» **Extracted records**
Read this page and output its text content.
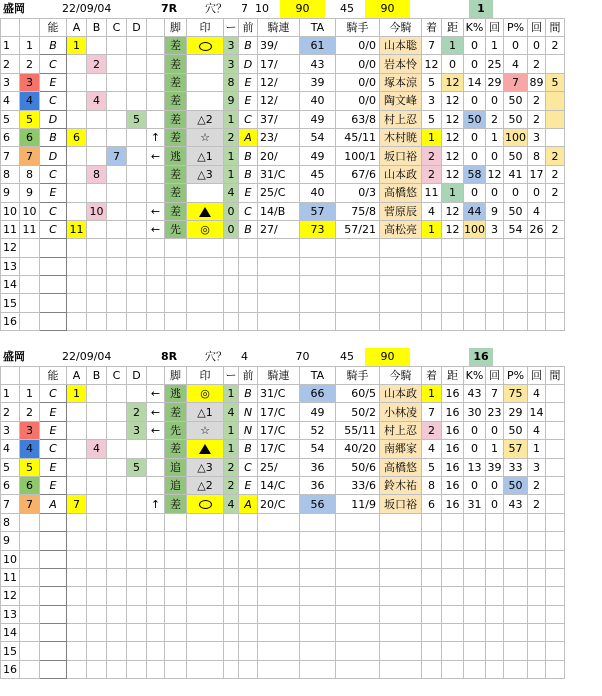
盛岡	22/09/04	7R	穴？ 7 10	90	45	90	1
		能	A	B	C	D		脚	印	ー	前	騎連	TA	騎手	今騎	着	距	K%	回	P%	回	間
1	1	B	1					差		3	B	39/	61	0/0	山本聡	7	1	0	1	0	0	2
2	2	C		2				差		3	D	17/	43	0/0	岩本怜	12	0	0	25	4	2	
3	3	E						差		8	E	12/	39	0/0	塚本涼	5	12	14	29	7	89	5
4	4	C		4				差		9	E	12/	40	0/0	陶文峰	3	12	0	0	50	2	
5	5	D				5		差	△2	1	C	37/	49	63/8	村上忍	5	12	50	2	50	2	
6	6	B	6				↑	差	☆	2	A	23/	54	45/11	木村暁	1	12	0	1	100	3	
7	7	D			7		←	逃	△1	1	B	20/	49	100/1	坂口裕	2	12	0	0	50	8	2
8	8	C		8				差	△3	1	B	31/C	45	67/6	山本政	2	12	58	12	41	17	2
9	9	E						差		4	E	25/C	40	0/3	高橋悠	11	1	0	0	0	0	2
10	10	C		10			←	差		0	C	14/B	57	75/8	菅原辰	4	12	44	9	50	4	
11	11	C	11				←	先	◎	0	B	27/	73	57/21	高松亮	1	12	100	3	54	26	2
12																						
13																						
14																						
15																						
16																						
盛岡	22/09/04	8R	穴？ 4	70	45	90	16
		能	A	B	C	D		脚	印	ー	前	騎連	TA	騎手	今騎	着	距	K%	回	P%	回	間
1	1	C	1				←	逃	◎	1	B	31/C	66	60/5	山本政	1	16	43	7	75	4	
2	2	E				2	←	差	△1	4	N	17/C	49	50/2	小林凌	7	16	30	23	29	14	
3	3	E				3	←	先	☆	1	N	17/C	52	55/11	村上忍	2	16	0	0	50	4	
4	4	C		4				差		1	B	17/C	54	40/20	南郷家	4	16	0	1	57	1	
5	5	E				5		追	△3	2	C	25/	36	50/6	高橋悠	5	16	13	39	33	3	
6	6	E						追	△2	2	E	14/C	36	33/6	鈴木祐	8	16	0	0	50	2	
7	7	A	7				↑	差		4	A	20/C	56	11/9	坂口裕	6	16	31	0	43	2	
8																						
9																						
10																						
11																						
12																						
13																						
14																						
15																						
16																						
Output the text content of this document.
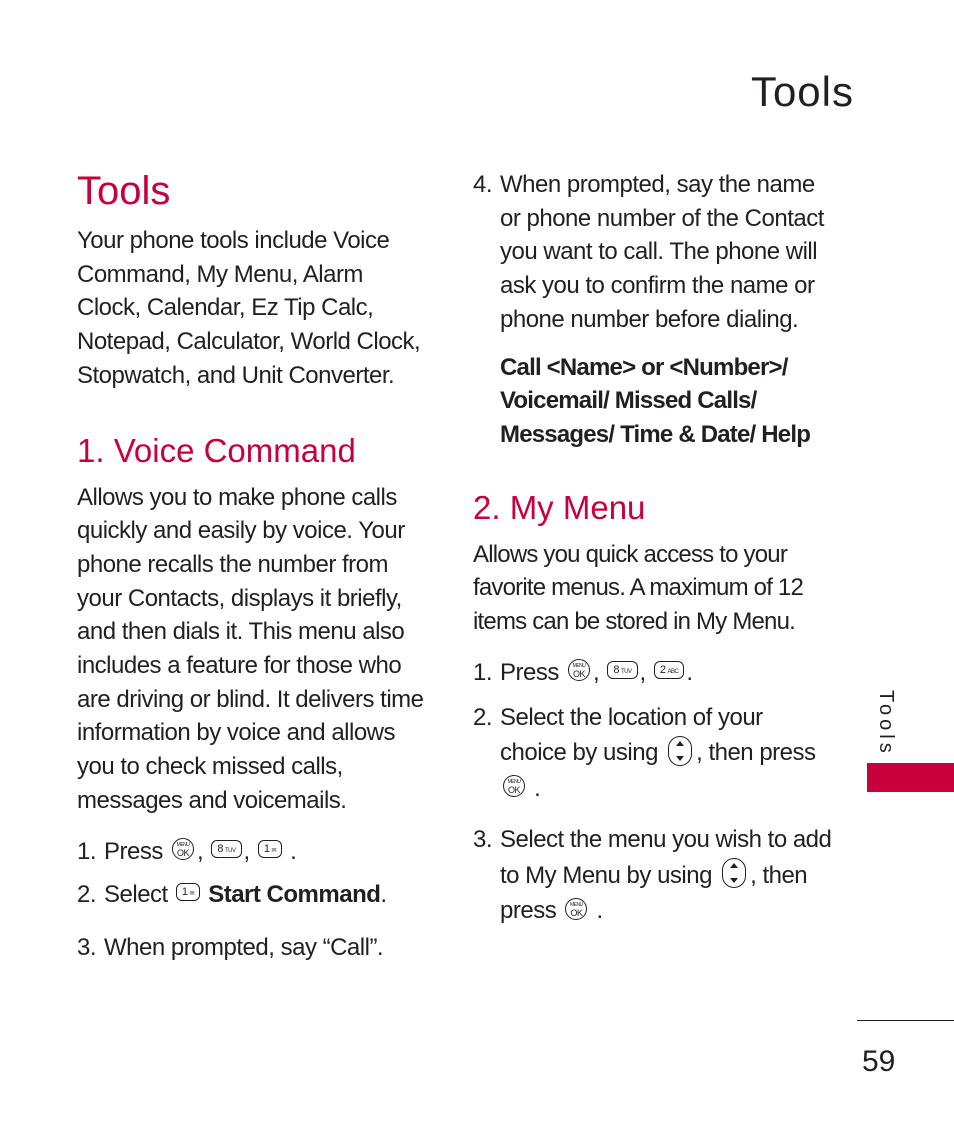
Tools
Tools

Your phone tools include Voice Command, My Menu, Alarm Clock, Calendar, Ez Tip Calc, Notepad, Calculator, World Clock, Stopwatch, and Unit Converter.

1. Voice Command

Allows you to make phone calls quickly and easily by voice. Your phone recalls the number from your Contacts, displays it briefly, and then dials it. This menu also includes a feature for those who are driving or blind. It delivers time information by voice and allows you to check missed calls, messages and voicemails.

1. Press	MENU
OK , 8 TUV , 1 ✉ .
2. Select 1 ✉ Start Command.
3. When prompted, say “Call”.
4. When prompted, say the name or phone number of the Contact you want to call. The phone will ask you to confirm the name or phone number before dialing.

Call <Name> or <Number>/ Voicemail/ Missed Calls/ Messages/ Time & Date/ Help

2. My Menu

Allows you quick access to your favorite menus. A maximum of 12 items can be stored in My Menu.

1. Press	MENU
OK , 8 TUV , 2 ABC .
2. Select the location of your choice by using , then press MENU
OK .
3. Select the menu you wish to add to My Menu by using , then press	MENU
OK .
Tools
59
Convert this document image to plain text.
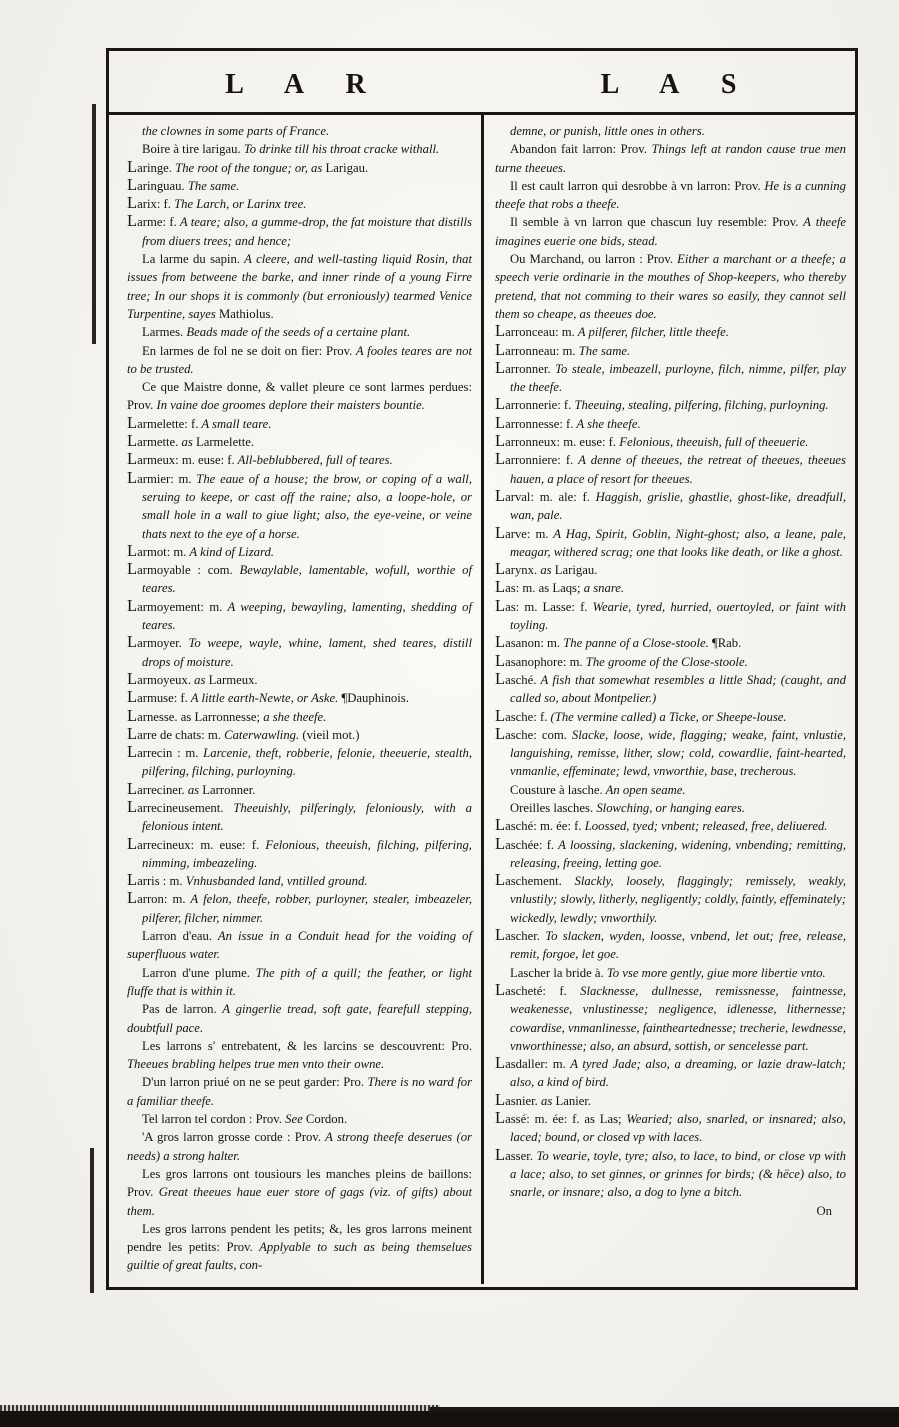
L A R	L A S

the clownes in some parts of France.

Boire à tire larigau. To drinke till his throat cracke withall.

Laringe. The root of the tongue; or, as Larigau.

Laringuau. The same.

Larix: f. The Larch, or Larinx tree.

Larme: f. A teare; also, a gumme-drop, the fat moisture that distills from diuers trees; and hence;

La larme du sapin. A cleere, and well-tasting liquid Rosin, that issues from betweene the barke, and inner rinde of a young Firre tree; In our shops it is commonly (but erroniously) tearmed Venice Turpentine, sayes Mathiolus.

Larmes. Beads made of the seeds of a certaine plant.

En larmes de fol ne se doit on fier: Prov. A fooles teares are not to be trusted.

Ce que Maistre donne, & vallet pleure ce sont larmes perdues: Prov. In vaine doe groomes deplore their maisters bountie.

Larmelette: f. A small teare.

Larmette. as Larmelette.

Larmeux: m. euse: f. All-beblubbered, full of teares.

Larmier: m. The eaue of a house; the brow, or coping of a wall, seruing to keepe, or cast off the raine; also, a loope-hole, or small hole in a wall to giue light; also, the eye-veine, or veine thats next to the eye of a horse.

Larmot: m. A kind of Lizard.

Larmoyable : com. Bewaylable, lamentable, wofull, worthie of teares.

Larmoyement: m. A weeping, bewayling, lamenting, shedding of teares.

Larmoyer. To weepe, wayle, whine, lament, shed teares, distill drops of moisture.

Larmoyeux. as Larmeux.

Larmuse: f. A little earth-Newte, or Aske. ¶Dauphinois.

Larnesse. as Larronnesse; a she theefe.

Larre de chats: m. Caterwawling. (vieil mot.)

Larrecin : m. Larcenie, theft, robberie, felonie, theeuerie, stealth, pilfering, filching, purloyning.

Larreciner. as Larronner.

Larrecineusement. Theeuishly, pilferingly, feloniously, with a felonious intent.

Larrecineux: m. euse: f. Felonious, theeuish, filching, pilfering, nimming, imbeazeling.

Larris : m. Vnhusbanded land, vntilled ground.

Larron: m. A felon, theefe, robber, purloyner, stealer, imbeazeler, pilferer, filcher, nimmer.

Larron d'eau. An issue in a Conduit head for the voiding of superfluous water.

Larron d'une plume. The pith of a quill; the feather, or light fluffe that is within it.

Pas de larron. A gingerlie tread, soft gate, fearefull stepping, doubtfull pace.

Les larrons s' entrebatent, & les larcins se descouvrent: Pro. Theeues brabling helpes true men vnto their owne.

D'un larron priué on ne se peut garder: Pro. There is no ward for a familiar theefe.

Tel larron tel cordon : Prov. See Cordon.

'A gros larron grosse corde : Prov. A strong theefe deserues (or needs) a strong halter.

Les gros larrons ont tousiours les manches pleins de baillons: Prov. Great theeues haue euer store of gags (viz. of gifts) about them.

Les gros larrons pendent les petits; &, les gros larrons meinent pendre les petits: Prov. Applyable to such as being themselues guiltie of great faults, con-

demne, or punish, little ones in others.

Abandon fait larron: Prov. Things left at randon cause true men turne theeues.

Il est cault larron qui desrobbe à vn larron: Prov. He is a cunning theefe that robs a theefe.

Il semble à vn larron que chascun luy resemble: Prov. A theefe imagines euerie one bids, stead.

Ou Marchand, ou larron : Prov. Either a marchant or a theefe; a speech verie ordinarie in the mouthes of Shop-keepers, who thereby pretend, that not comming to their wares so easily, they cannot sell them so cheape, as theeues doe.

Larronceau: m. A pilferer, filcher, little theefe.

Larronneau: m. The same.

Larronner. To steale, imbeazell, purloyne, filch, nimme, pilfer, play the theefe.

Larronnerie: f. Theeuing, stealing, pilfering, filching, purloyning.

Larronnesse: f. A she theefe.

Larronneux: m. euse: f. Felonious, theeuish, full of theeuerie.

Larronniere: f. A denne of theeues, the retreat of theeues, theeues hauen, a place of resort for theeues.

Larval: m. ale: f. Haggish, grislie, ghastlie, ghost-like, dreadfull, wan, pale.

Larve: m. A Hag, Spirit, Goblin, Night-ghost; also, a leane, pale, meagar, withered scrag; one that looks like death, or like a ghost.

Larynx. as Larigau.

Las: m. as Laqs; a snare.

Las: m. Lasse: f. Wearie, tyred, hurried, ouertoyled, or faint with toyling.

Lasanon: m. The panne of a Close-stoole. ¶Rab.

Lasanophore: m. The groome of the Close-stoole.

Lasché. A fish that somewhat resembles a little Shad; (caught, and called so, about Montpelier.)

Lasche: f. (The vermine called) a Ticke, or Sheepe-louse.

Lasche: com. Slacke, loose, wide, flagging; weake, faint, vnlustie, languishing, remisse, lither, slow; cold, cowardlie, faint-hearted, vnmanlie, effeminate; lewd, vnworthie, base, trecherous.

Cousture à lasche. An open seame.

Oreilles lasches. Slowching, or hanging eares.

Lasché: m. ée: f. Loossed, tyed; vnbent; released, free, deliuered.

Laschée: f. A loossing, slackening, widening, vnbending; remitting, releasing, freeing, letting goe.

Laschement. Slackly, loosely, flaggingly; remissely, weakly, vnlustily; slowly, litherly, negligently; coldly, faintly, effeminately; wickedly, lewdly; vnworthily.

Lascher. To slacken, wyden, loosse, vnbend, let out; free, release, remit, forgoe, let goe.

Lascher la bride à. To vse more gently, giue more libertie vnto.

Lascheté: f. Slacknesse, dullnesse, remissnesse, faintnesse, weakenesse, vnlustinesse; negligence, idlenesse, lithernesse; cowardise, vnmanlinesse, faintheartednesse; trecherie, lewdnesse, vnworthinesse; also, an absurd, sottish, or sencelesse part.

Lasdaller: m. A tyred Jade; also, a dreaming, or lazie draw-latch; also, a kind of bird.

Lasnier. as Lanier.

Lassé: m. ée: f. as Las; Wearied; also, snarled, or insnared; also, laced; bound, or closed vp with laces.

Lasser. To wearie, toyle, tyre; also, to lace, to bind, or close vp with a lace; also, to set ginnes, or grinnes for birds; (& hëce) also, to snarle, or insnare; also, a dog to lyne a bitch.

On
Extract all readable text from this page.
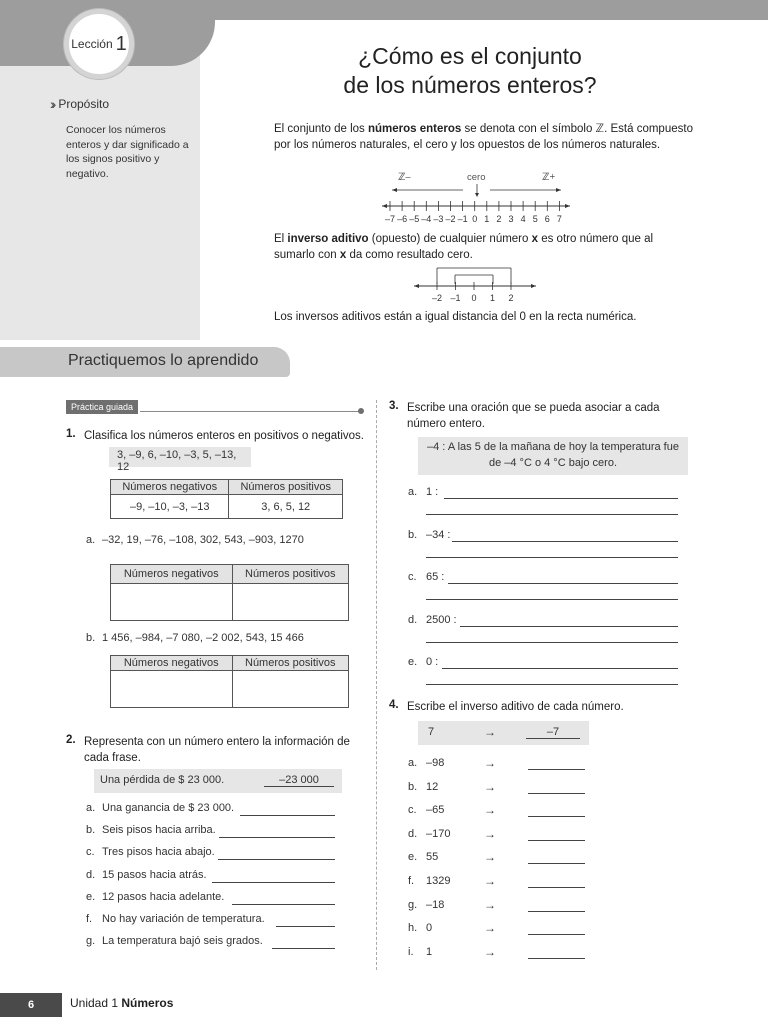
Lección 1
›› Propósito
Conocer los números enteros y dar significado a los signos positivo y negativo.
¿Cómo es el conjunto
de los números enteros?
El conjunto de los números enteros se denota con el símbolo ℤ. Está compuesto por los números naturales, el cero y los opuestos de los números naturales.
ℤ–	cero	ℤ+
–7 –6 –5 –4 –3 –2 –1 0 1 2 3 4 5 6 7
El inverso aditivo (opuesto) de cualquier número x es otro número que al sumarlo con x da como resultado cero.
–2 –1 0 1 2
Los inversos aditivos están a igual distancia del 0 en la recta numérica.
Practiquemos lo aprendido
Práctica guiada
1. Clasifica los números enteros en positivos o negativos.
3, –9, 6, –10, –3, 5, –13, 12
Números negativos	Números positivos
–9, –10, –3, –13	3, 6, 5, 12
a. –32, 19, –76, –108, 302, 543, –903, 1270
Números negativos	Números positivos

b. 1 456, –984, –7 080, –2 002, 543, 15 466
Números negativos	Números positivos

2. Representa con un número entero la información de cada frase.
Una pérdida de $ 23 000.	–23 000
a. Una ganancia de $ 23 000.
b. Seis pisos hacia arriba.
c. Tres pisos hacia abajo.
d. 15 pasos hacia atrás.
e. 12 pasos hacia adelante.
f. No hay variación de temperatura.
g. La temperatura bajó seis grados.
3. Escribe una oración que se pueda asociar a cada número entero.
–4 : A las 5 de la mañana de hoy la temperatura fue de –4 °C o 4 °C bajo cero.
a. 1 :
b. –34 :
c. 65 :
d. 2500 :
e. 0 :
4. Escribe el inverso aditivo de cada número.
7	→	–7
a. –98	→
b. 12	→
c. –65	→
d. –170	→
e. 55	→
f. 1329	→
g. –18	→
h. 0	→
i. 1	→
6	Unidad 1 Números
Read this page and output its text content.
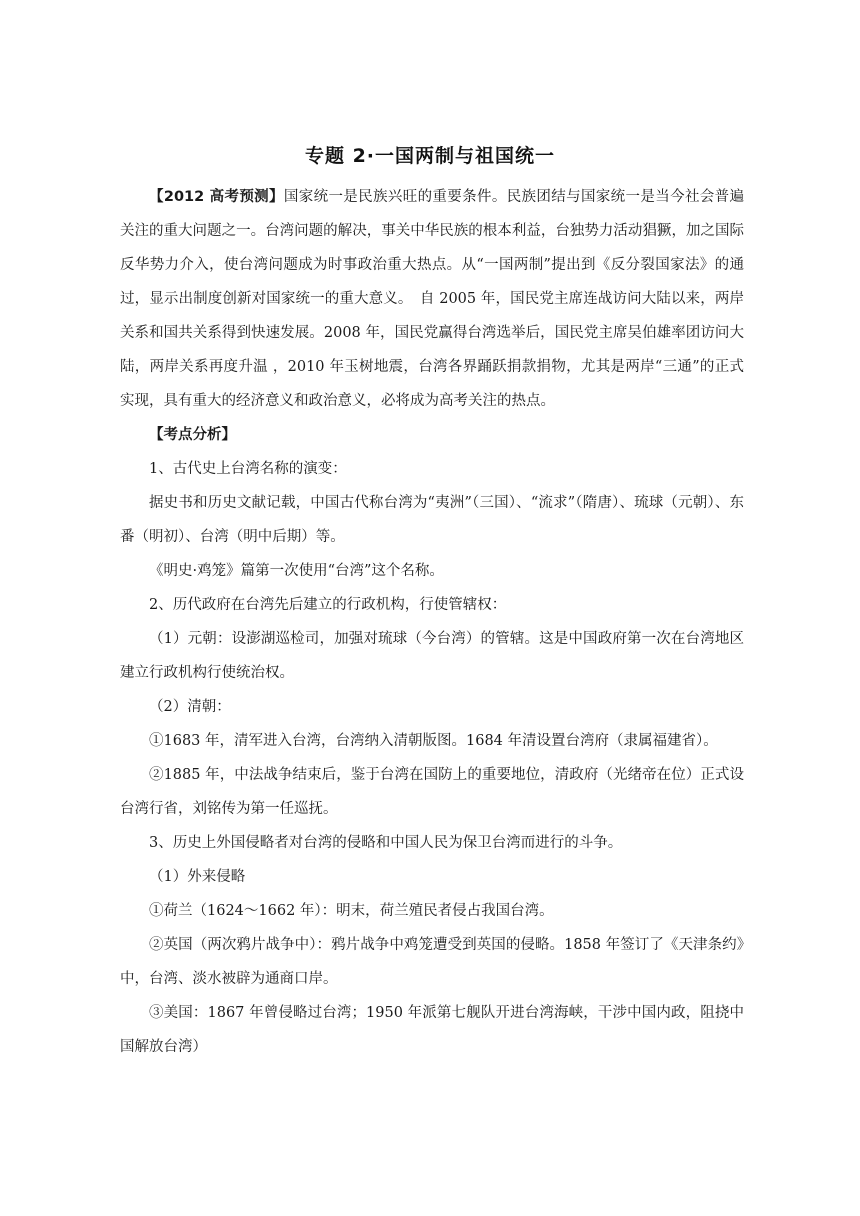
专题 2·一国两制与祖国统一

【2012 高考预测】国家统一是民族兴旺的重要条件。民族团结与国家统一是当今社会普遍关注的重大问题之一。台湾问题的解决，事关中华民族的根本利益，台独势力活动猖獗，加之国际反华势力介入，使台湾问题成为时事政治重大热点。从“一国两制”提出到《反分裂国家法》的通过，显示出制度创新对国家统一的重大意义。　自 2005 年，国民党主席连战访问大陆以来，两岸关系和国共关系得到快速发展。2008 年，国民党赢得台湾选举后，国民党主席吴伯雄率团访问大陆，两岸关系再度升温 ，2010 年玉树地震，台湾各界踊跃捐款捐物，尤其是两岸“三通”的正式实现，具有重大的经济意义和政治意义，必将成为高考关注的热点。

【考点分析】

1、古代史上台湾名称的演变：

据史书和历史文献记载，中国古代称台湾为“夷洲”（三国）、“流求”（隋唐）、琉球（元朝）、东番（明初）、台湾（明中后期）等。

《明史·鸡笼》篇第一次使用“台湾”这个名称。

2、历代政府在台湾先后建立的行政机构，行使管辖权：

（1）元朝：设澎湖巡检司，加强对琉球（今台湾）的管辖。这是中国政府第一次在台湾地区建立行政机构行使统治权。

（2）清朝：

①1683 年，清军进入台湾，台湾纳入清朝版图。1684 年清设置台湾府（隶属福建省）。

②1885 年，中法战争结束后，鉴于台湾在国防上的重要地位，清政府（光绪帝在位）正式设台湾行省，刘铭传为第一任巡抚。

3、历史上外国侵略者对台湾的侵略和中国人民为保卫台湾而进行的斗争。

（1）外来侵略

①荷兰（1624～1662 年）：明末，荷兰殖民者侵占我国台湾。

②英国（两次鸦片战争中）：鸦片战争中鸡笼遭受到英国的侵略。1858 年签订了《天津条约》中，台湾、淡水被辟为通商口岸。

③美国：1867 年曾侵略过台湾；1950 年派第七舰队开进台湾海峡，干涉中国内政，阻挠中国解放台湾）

» **Written task**
Supply the count of lines in the entries that contain the word "little", and nothing besides.

» **Result for this exercise**
4